#### [Work to be completed]
An exact copy of the records is required, minus the pictures they hold.
======== Material provided
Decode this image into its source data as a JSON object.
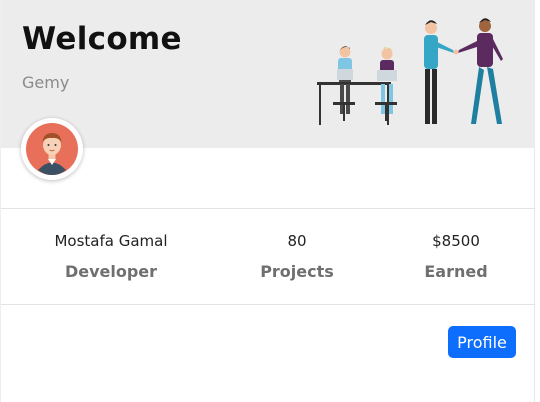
{
  "header": {
    "title": "Welcome",
    "subtitle": "Gemy",
    "background_color": "#ececec",
    "illustration": "team-meeting-handshake-illustration"
  },
  "profile": {
    "avatar_icon": "user-avatar-icon"
  },
  "stats": [
    {
      "value": "Mostafa Gamal",
      "label": "Developer"
    },
    {
      "value": "80",
      "label": "Projects"
    },
    {
      "value": "$8500",
      "label": "Earned"
    }
  ],
  "actions": {
    "profile_label": "Profile",
    "accent_color": "#0d6efd"
  }
}
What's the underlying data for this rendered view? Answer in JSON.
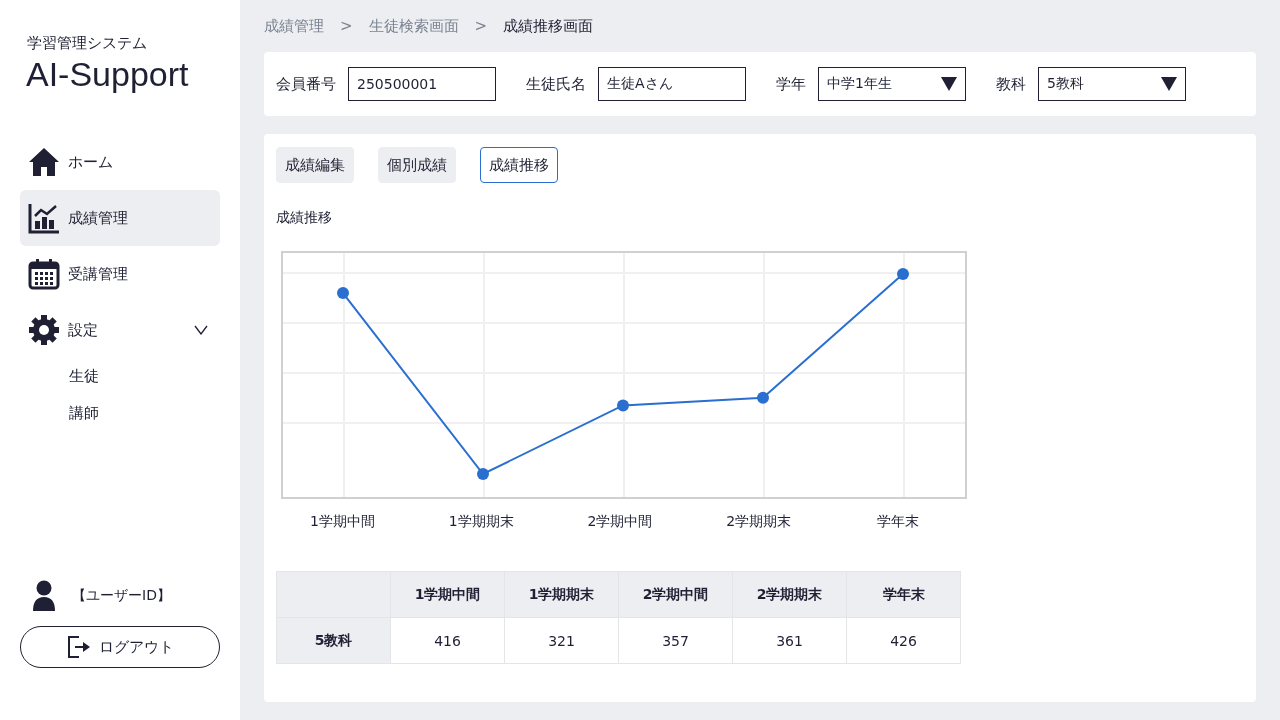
{
  "sidebar": {
    "subtitle": "学習管理システム",
    "title": "AI-Support",
    "items": [
      {
        "label": "ホーム",
        "selected": false
      },
      {
        "label": "成績管理",
        "selected": true
      },
      {
        "label": "受講管理",
        "selected": false
      },
      {
        "label": "設定",
        "selected": false,
        "expanded": true,
        "children": [
          {
            "label": "生徒"
          },
          {
            "label": "講師"
          }
        ]
      }
    ],
    "user": "【ユーザーID】",
    "logout": "ログアウト"
  },
  "breadcrumb": [
    "成績管理",
    "生徒検索画面",
    "成績推移画面"
  ],
  "breadcrumb_separator": ">",
  "filters": [
    {
      "label": "会員番号",
      "kind": "text",
      "value": "250500001"
    },
    {
      "label": "生徒氏名",
      "kind": "text",
      "value": "生徒Aさん"
    },
    {
      "label": "学年",
      "kind": "select",
      "value": "中学1年生"
    },
    {
      "label": "教科",
      "kind": "select",
      "value": "5教科"
    }
  ],
  "tabs": [
    {
      "label": "成績編集",
      "selected": false
    },
    {
      "label": "個別成績",
      "selected": false
    },
    {
      "label": "成績推移",
      "selected": true
    }
  ],
  "chart": {
    "title": "成績推移",
    "x_labels": [
      "1学期中間",
      "1学期期末",
      "2学期中間",
      "2学期期末",
      "学年末"
    ]
  },
  "table": {
    "columns": [
      "1学期中間",
      "1学期期末",
      "2学期中間",
      "2学期期末",
      "学年末"
    ],
    "rows": [
      {
        "label": "5教科",
        "values": [
          "416",
          "321",
          "357",
          "361",
          "426"
        ]
      }
    ]
  }
}
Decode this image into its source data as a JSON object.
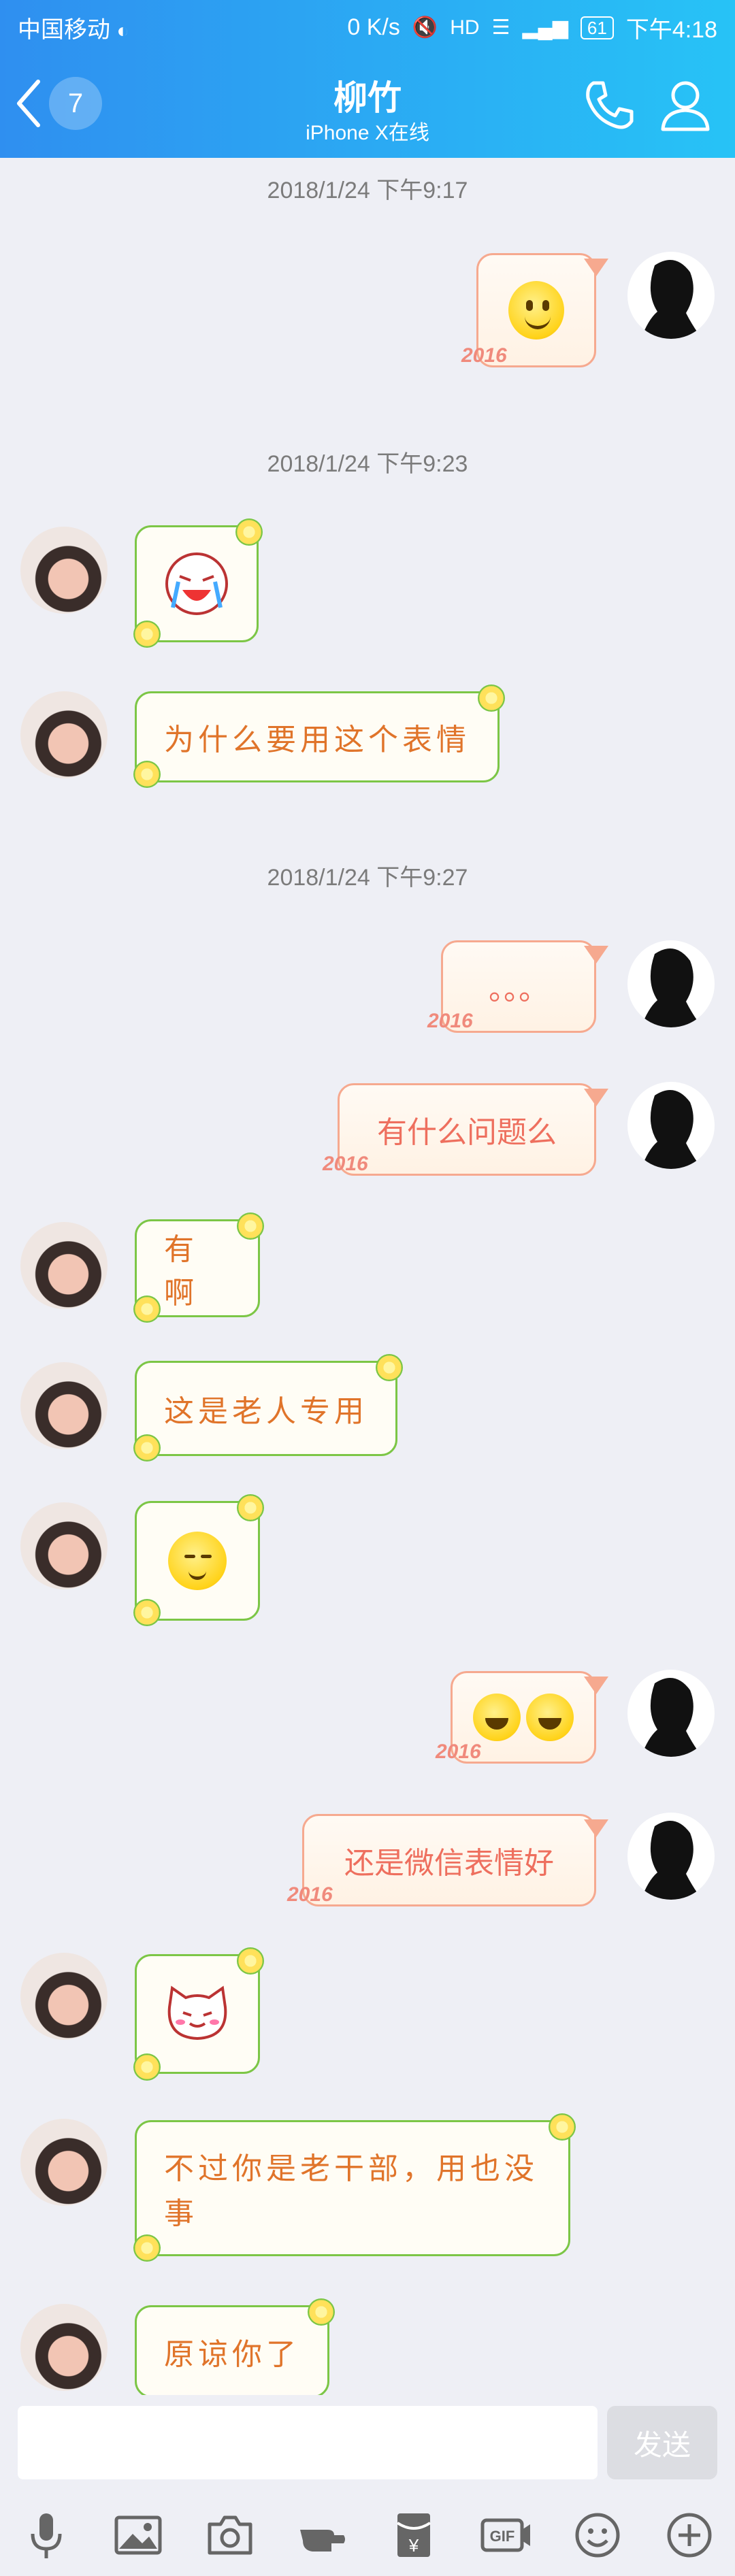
{
  "status_bar": {
    "carrier": "中国移动",
    "speed": "0 K/s",
    "battery": "61",
    "time": "下午4:18"
  },
  "header": {
    "unread_count": "7",
    "contact_name": "柳竹",
    "contact_status": "iPhone X在线"
  },
  "messages": [
    {
      "timestamp": "2018/1/24 下午9:17"
    },
    {
      "from": "me",
      "kind": "emoji",
      "emoji": "smile"
    },
    {
      "timestamp": "2018/1/24 下午9:23"
    },
    {
      "from": "her",
      "kind": "sticker",
      "emoji": "crying-laugh-sticker"
    },
    {
      "from": "her",
      "text": "为什么要用这个表情"
    },
    {
      "timestamp": "2018/1/24 下午9:27"
    },
    {
      "from": "me",
      "text": "。。。"
    },
    {
      "from": "me",
      "text": "有什么问题么"
    },
    {
      "from": "her",
      "text": "有啊"
    },
    {
      "from": "her",
      "text": "这是老人专用"
    },
    {
      "from": "her",
      "kind": "emoji",
      "emoji": "relieved"
    },
    {
      "from": "me",
      "kind": "emoji",
      "emoji": "tears-of-joy x2"
    },
    {
      "from": "me",
      "text": "还是微信表情好"
    },
    {
      "from": "her",
      "kind": "sticker",
      "emoji": "cat-face-sticker"
    },
    {
      "from": "her",
      "text": "不过你是老干部，用也没事"
    },
    {
      "from": "her",
      "text": "原谅你了"
    }
  ],
  "bubble_year_tag": "2016",
  "input": {
    "placeholder": "",
    "send_label": "发送"
  },
  "toolbar": {
    "gif_label": "GIF",
    "yuan_label": "¥"
  }
}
================
#### [Answer for the task]
Decode this image into its source data as a JSON object.
{
  "header": {
    "title": "Welcome",
    "subtitle": "Gemy",
    "background_color": "#ececec",
    "illustration": "team-meeting-handshake-illustration"
  },
  "profile": {
    "avatar_icon": "user-avatar-icon"
  },
  "stats": [
    {
      "value": "Mostafa Gamal",
      "label": "Developer"
    },
    {
      "value": "80",
      "label": "Projects"
    },
    {
      "value": "$8500",
      "label": "Earned"
    }
  ],
  "actions": {
    "profile_label": "Profile",
    "accent_color": "#0d6efd"
  }
}
What's the underlying data for this rendered view? Answer in JSON.
{
  "sidebar": {
    "subtitle": "学習管理システム",
    "title": "AI-Support",
    "items": [
      {
        "label": "ホーム",
        "selected": false
      },
      {
        "label": "成績管理",
        "selected": true
      },
      {
        "label": "受講管理",
        "selected": false
      },
      {
        "label": "設定",
        "selected": false,
        "expanded": true,
        "children": [
          {
            "label": "生徒"
          },
          {
            "label": "講師"
          }
        ]
      }
    ],
    "user": "【ユーザーID】",
    "logout": "ログアウト"
  },
  "breadcrumb": [
    "成績管理",
    "生徒検索画面",
    "成績推移画面"
  ],
  "breadcrumb_separator": ">",
  "filters": [
    {
      "label": "会員番号",
      "kind": "text",
      "value": "250500001"
    },
    {
      "label": "生徒氏名",
      "kind": "text",
      "value": "生徒Aさん"
    },
    {
      "label": "学年",
      "kind": "select",
      "value": "中学1年生"
    },
    {
      "label": "教科",
      "kind": "select",
      "value": "5教科"
    }
  ],
  "tabs": [
    {
      "label": "成績編集",
      "selected": false
    },
    {
      "label": "個別成績",
      "selected": false
    },
    {
      "label": "成績推移",
      "selected": true
    }
  ],
  "chart": {
    "title": "成績推移",
    "x_labels": [
      "1学期中間",
      "1学期期末",
      "2学期中間",
      "2学期期末",
      "学年末"
    ]
  },
  "table": {
    "columns": [
      "1学期中間",
      "1学期期末",
      "2学期中間",
      "2学期期末",
      "学年末"
    ],
    "rows": [
      {
        "label": "5教科",
        "values": [
          "416",
          "321",
          "357",
          "361",
          "426"
        ]
      }
    ]
  }
}
Decode this image into its source data as a JSON object.
{
  "status_bar": {
    "carrier": "中国移动",
    "speed": "0 K/s",
    "battery": "61",
    "time": "下午4:18"
  },
  "header": {
    "unread_count": "7",
    "contact_name": "柳竹",
    "contact_status": "iPhone X在线"
  },
  "messages": [
    {
      "timestamp": "2018/1/24 下午9:17"
    },
    {
      "from": "me",
      "kind": "emoji",
      "emoji": "smile"
    },
    {
      "timestamp": "2018/1/24 下午9:23"
    },
    {
      "from": "her",
      "kind": "sticker",
      "emoji": "crying-laugh-sticker"
    },
    {
      "from": "her",
      "text": "为什么要用这个表情"
    },
    {
      "timestamp": "2018/1/24 下午9:27"
    },
    {
      "from": "me",
      "text": "。。。"
    },
    {
      "from": "me",
      "text": "有什么问题么"
    },
    {
      "from": "her",
      "text": "有啊"
    },
    {
      "from": "her",
      "text": "这是老人专用"
    },
    {
      "from": "her",
      "kind": "emoji",
      "emoji": "relieved"
    },
    {
      "from": "me",
      "kind": "emoji",
      "emoji": "tears-of-joy x2"
    },
    {
      "from": "me",
      "text": "还是微信表情好"
    },
    {
      "from": "her",
      "kind": "sticker",
      "emoji": "cat-face-sticker"
    },
    {
      "from": "her",
      "text": "不过你是老干部，用也没事"
    },
    {
      "from": "her",
      "text": "原谅你了"
    }
  ],
  "bubble_year_tag": "2016",
  "input": {
    "placeholder": "",
    "send_label": "发送"
  },
  "toolbar": {
    "gif_label": "GIF",
    "yuan_label": "¥"
  }
}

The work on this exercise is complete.